Given records:

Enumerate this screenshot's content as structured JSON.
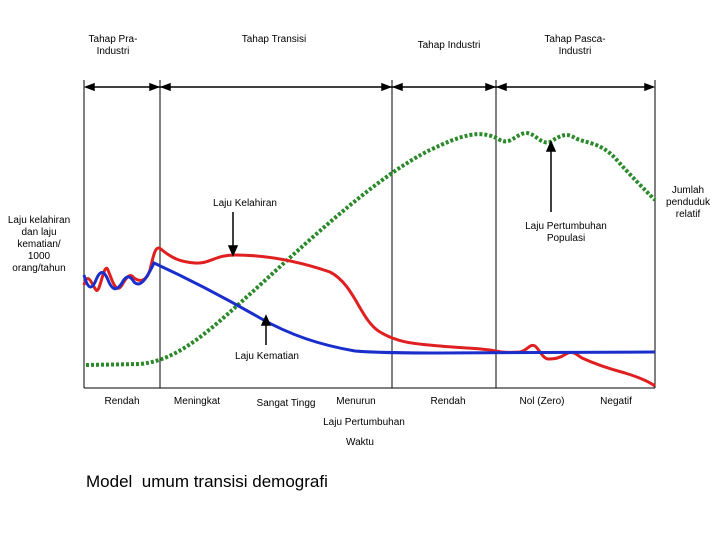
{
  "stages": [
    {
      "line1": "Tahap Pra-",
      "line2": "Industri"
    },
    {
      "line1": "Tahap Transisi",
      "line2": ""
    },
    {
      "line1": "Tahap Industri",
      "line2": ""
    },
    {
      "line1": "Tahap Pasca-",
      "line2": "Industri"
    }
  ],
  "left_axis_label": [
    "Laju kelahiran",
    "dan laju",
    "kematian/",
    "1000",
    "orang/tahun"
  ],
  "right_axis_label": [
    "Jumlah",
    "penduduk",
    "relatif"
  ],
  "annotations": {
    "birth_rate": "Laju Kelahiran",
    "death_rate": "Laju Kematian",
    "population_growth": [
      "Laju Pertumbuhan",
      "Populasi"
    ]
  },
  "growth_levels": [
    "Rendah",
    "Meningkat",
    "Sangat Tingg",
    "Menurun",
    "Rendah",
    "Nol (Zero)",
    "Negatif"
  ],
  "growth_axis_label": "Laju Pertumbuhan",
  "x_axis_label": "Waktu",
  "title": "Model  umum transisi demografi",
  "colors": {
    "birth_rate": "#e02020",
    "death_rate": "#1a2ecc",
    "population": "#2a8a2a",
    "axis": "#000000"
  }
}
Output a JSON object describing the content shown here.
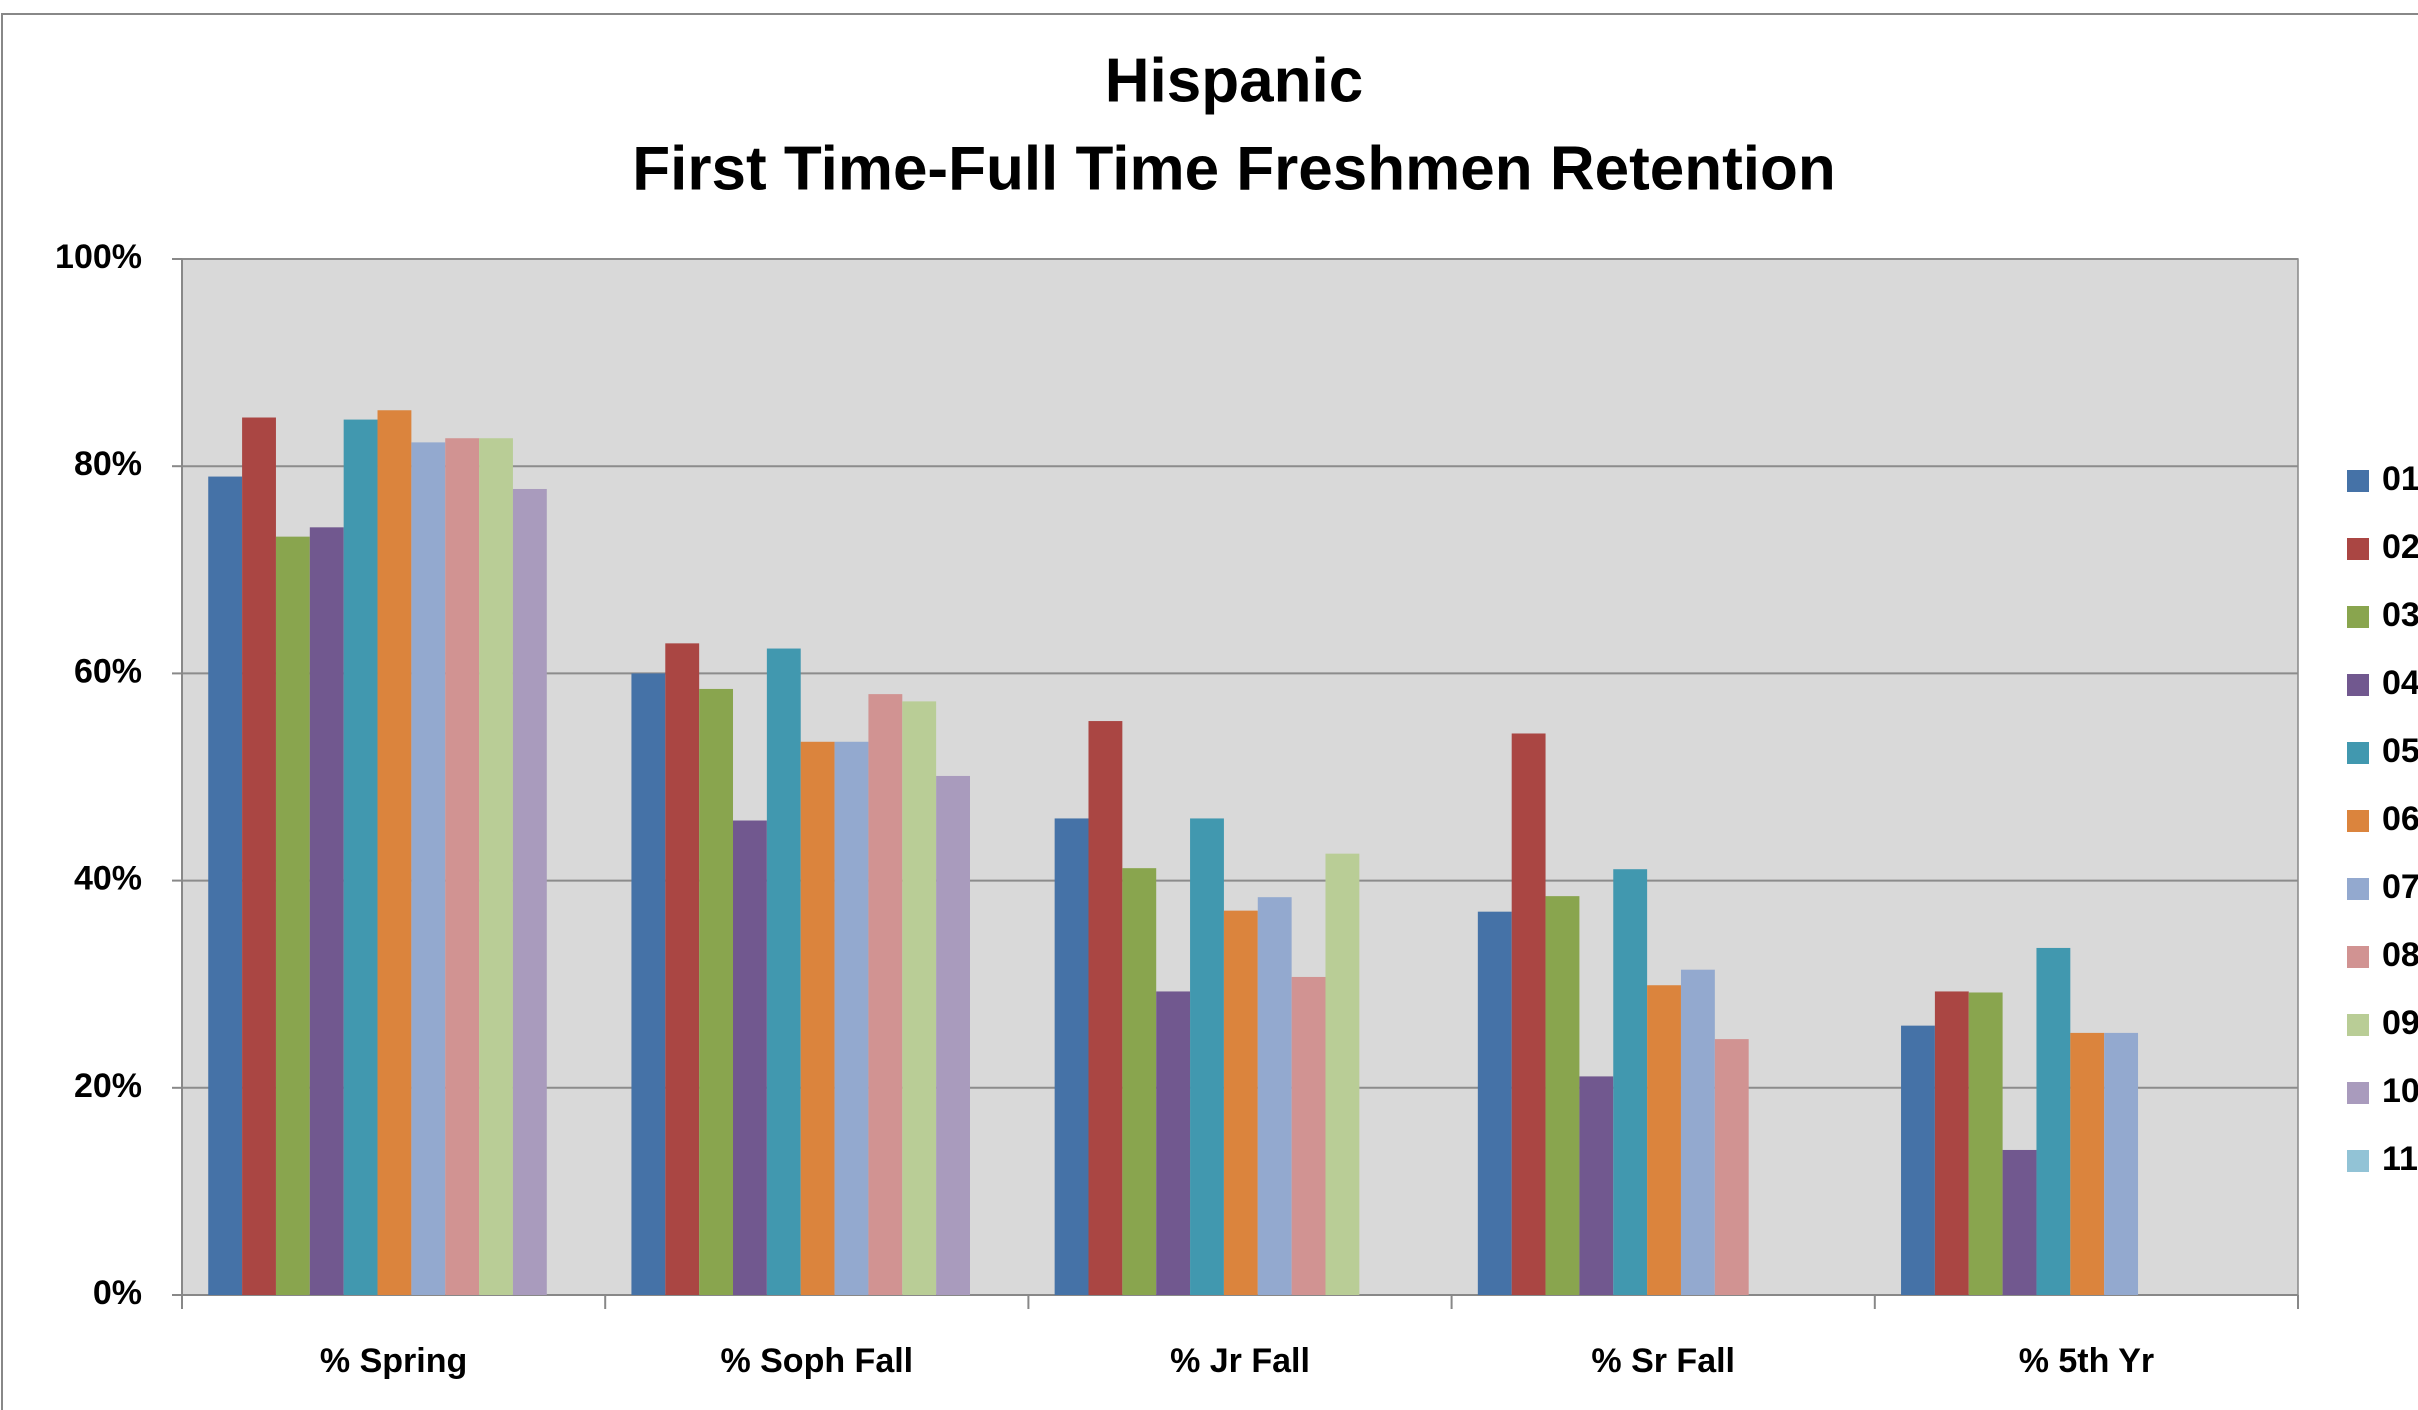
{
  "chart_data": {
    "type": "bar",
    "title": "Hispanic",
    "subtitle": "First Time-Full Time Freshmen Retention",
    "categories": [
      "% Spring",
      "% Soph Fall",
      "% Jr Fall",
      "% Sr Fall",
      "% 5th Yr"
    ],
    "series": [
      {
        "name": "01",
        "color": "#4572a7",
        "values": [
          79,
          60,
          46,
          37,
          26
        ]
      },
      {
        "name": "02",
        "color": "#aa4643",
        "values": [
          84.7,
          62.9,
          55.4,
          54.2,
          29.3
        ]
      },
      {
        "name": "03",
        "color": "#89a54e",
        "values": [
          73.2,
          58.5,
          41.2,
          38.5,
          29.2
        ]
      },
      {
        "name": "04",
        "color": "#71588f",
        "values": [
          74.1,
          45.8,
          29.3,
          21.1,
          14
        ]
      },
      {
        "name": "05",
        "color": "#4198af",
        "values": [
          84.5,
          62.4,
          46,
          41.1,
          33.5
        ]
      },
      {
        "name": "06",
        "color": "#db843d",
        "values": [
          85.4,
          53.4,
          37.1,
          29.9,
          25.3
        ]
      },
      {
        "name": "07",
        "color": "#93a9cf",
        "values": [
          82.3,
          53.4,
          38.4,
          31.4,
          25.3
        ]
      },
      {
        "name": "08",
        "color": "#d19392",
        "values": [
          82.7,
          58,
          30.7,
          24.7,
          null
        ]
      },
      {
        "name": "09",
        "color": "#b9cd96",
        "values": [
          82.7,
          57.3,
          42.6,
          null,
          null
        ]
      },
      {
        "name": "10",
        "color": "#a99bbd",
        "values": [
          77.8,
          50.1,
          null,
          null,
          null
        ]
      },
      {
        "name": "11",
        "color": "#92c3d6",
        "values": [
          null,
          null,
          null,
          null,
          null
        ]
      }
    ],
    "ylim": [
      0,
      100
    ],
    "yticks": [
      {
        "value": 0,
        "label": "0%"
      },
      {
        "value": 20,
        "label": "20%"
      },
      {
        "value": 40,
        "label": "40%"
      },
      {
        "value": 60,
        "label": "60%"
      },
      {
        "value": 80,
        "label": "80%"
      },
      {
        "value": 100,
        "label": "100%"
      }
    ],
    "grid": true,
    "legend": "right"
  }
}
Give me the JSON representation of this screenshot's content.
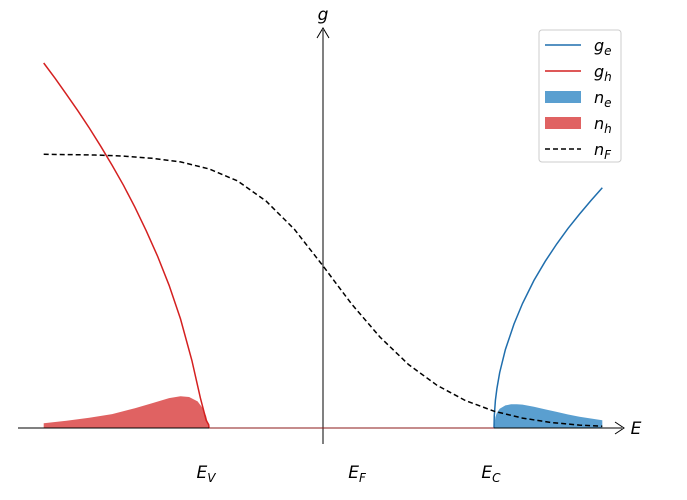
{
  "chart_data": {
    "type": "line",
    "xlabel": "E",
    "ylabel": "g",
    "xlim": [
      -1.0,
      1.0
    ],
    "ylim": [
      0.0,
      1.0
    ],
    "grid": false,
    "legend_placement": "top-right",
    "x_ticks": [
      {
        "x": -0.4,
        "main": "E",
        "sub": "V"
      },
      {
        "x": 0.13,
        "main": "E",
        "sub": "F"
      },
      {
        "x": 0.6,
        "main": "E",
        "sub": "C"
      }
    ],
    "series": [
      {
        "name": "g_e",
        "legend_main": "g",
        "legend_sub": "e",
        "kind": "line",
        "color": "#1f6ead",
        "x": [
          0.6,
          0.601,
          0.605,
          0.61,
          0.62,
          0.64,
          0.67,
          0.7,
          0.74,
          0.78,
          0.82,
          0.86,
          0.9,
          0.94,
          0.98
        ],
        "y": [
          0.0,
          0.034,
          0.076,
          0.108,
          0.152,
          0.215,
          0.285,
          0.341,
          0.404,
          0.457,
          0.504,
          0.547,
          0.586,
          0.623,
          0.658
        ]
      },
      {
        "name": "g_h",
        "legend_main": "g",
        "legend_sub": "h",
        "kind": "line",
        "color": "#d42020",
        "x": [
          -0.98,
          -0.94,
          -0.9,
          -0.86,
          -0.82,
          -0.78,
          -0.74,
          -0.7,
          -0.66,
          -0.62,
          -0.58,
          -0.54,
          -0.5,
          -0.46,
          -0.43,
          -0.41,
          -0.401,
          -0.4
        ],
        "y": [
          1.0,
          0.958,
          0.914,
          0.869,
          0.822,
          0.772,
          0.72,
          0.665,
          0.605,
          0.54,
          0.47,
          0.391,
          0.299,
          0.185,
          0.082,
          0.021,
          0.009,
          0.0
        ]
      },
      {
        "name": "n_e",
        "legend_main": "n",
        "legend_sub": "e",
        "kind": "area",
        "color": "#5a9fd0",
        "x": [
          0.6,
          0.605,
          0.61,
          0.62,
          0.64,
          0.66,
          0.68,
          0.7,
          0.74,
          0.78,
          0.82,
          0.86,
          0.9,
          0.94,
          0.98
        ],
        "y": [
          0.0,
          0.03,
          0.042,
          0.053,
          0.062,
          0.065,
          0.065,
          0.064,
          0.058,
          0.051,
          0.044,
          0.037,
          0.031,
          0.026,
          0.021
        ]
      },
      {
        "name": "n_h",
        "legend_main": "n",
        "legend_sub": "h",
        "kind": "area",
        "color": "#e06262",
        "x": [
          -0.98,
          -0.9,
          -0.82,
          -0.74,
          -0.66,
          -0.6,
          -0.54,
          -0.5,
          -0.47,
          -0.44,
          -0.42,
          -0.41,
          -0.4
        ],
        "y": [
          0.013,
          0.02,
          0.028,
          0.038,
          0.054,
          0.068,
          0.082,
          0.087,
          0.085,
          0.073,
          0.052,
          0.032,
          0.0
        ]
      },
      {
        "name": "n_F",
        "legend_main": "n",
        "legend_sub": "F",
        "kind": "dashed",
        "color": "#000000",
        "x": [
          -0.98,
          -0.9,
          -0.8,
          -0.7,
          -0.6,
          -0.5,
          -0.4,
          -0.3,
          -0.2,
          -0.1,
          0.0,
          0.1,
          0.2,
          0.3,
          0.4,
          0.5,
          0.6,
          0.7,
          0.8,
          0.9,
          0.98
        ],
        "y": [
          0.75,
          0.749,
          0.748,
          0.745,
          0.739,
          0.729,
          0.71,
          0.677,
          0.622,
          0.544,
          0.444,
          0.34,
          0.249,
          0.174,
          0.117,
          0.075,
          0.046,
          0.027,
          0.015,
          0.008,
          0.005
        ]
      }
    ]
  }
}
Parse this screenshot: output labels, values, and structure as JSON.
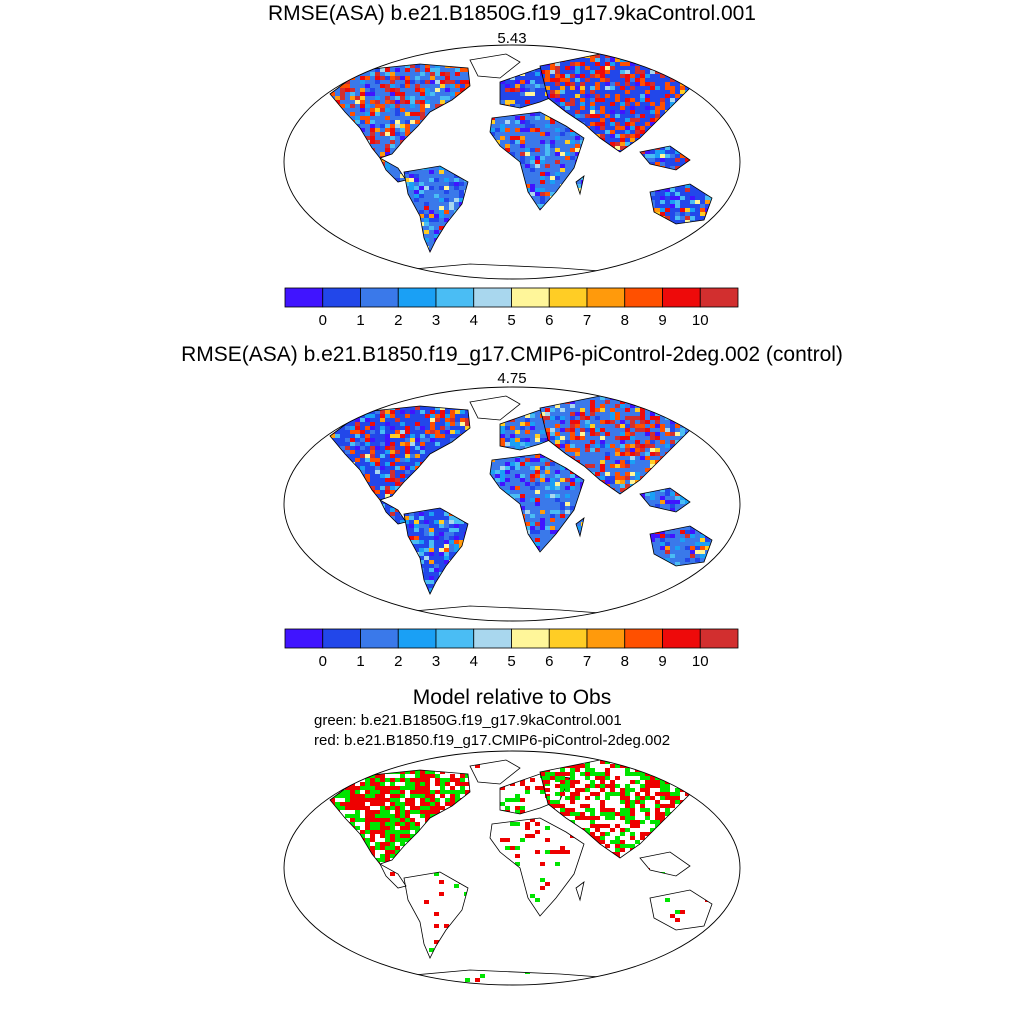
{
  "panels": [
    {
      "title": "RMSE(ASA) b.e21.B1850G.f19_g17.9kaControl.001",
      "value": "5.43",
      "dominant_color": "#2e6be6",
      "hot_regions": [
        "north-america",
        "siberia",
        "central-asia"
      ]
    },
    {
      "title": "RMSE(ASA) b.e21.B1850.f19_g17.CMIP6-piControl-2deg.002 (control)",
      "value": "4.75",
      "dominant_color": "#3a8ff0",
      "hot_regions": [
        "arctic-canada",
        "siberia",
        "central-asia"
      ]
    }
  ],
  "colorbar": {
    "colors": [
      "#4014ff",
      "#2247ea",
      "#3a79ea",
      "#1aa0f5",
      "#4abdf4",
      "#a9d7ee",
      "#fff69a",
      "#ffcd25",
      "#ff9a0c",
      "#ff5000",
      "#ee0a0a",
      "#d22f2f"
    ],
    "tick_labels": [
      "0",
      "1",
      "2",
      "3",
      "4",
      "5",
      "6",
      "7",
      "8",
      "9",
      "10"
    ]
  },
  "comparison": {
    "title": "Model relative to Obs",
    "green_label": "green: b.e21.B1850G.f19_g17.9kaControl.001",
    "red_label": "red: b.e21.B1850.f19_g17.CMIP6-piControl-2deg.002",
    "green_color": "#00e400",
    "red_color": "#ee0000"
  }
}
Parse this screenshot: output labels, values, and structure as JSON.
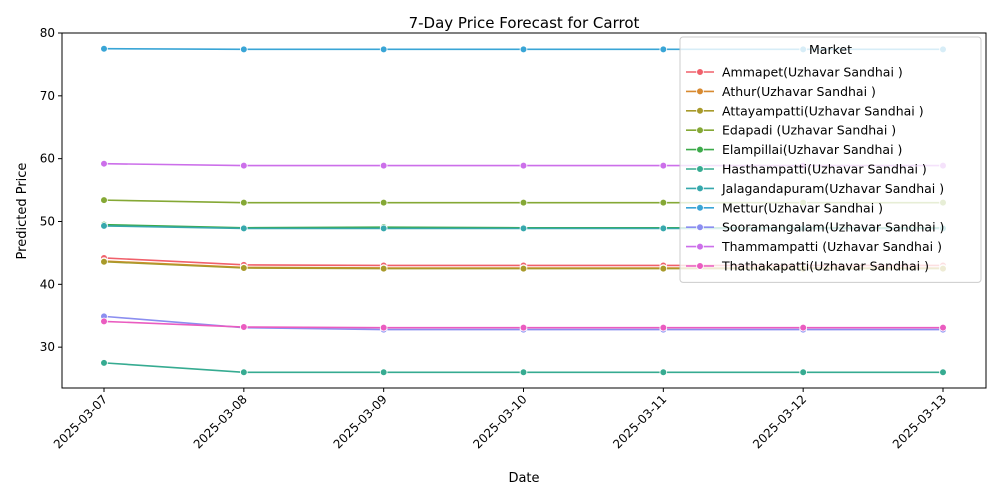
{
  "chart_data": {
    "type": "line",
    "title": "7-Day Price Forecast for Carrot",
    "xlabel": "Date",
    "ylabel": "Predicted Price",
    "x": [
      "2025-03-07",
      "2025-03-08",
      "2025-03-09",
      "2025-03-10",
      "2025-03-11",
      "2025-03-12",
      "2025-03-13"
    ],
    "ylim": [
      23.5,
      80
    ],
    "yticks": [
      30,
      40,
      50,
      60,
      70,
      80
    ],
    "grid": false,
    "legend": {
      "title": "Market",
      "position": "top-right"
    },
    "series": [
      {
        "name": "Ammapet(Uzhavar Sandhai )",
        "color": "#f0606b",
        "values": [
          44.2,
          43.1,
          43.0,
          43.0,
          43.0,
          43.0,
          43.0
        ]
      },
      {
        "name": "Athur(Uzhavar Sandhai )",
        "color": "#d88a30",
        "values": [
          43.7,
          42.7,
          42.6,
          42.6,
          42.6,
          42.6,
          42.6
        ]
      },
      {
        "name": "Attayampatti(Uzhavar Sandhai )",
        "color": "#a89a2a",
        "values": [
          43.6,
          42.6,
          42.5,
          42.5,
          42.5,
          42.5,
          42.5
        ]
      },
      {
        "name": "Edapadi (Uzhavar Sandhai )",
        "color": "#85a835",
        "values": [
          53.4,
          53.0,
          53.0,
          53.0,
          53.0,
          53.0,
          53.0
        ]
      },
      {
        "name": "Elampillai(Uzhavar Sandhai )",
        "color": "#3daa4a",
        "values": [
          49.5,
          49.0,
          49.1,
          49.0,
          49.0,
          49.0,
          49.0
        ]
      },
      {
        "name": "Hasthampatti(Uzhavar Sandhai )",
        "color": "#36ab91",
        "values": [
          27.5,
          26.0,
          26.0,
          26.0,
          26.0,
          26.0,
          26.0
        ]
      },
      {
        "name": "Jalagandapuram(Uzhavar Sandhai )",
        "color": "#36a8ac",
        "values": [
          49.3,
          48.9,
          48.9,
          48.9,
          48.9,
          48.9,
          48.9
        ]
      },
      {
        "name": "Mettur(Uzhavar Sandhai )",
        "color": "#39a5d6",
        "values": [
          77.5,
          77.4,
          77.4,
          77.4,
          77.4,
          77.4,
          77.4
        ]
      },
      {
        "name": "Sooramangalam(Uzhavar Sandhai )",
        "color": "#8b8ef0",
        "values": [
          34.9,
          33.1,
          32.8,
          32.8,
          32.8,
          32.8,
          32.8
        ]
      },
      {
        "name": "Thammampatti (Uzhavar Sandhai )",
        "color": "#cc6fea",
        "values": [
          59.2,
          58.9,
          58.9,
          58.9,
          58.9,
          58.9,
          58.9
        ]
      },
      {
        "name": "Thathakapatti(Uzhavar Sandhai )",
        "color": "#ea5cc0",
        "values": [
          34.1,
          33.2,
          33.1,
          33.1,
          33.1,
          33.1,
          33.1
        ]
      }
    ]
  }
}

Prompt:
Filter the listing above by the word "Pertumbuhan"; copy each line that passes.

Solution to this task:
      "Laju Pertumbuhan",
  "growth_axis_label": "Laju Pertumbuhan",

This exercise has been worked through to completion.